▶ **What is asked**:
Below are some entries. Copy each line that holds the string "Main".

* BEGIN Extracted information *

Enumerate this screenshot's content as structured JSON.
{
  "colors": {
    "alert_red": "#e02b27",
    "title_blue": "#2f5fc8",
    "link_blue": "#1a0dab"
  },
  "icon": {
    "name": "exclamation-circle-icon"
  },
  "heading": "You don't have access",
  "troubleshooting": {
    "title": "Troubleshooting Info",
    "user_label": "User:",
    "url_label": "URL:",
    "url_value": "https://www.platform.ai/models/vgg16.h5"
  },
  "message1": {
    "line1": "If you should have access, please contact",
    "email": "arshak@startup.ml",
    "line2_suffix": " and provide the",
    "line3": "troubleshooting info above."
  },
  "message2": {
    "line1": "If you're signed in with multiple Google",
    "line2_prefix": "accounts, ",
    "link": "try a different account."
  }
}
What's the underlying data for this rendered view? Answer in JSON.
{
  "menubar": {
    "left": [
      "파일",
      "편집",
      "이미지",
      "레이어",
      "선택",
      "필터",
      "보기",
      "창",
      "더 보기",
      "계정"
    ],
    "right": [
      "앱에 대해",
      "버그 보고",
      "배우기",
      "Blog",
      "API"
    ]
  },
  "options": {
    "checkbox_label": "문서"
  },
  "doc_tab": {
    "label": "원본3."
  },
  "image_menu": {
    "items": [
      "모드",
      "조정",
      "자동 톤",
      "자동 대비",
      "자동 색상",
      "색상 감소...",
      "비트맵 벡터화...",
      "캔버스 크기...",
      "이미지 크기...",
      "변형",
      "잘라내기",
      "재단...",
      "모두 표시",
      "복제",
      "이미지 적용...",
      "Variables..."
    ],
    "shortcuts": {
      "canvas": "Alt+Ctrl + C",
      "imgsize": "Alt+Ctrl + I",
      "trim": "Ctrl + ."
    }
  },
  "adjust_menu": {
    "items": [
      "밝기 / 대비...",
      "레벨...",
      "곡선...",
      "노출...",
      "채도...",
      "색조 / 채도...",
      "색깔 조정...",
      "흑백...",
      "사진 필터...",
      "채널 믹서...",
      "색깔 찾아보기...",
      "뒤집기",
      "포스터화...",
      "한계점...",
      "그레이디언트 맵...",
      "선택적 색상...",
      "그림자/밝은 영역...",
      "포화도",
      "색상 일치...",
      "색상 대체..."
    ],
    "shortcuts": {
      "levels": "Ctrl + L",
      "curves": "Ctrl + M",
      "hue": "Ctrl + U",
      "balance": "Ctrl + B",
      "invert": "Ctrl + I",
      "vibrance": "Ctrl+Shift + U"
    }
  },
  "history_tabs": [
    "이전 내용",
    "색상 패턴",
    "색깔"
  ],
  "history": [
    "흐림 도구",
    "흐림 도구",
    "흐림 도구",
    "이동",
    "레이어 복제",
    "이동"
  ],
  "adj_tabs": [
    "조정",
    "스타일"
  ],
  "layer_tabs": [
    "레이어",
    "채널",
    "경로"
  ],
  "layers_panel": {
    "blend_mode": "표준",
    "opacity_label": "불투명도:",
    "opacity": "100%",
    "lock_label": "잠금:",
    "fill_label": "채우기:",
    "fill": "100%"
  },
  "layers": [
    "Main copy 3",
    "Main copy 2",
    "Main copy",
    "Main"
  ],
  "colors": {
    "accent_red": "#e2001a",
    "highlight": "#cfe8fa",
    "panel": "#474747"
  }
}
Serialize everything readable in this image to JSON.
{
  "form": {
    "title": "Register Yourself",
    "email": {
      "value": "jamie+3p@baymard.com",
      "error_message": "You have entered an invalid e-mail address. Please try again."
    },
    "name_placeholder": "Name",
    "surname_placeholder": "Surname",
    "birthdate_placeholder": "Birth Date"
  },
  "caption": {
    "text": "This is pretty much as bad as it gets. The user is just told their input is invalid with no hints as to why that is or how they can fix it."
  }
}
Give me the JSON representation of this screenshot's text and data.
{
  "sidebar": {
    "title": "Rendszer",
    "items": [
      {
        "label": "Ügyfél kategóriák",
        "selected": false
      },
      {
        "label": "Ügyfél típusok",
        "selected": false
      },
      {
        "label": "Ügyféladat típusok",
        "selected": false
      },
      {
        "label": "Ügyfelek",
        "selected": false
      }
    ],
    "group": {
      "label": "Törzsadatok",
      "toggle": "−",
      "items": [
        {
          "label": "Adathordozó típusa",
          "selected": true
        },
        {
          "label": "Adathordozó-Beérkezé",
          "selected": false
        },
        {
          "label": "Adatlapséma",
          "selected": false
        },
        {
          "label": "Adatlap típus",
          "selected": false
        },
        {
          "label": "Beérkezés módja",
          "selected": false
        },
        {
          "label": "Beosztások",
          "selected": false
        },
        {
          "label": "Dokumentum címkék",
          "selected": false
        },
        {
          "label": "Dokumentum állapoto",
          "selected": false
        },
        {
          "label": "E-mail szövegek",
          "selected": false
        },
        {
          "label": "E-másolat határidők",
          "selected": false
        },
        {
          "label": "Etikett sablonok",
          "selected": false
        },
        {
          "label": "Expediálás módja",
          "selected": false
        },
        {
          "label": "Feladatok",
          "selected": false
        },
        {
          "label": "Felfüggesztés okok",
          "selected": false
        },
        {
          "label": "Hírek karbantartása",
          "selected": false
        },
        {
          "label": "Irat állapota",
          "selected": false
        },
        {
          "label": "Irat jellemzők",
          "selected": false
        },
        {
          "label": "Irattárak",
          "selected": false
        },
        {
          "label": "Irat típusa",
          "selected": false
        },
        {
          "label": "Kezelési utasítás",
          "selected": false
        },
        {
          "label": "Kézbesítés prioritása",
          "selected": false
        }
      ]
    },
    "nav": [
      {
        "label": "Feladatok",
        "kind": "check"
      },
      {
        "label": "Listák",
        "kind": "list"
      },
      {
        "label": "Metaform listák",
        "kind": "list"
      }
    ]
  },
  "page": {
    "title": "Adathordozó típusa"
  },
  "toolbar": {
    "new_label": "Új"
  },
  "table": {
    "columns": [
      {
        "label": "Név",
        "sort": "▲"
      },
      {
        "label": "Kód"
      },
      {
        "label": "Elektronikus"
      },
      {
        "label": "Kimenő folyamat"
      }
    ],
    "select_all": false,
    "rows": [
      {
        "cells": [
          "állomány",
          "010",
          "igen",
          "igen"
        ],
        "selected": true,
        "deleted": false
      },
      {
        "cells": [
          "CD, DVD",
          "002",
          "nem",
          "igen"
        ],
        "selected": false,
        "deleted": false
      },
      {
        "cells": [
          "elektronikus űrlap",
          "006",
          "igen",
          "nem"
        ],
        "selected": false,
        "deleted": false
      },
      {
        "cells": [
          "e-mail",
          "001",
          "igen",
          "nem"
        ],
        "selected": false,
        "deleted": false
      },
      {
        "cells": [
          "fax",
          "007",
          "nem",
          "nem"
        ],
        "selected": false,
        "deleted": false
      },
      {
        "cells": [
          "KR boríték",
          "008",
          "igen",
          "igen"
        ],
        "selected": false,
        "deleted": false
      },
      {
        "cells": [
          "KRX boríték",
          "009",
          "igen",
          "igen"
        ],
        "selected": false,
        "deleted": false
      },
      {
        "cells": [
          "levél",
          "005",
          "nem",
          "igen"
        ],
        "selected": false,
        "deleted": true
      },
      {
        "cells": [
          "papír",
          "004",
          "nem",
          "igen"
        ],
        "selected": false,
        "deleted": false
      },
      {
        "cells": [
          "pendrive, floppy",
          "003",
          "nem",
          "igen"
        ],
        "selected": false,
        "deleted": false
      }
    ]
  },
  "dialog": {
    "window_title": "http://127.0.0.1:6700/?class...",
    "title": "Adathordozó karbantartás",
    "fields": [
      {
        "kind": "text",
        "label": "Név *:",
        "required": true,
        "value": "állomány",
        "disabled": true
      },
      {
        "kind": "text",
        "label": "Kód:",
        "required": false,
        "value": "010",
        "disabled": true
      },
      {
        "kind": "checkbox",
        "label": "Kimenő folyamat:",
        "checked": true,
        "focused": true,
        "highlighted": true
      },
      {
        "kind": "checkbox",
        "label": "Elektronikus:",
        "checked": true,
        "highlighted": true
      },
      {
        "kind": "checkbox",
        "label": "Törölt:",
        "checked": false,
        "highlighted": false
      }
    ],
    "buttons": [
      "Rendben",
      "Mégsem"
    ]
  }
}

* END Extracted information *

▶ **Reply to the exercise**:
    "Main copy 3",
    "Main copy 2",
    "Main copy",
    "Main"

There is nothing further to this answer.